--- Start EXTRACTED RECORDS ---

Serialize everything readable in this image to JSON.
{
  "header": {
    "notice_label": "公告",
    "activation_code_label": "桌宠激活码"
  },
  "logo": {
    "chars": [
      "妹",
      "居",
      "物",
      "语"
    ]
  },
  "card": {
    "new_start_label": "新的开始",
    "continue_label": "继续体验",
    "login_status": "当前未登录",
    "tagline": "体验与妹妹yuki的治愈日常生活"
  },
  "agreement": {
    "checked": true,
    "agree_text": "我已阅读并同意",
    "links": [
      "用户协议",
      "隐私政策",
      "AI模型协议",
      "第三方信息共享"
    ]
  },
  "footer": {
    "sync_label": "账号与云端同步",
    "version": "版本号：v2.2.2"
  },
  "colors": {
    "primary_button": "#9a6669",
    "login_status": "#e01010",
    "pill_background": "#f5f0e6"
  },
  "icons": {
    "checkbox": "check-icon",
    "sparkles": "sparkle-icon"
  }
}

--- End EXTRACTED RECORDS ---

Transcribe each record exactly. Leave nothing out.

Serialize everything readable in this image to JSON.
{
  "header": {
    "notice_label": "公告",
    "activation_code_label": "桌宠激活码"
  },
  "logo": {
    "chars": [
      "妹",
      "居",
      "物",
      "语"
    ]
  },
  "card": {
    "new_start_label": "新的开始",
    "continue_label": "继续体验",
    "login_status": "当前未登录",
    "tagline": "体验与妹妹yuki的治愈日常生活"
  },
  "agreement": {
    "checked": true,
    "agree_text": "我已阅读并同意",
    "links": [
      "用户协议",
      "隐私政策",
      "AI模型协议",
      "第三方信息共享"
    ]
  },
  "footer": {
    "sync_label": "账号与云端同步",
    "version": "版本号：v2.2.2"
  },
  "colors": {
    "primary_button": "#9a6669",
    "login_status": "#e01010",
    "pill_background": "#f5f0e6"
  },
  "icons": {
    "checkbox": "check-icon",
    "sparkles": "sparkle-icon"
  }
}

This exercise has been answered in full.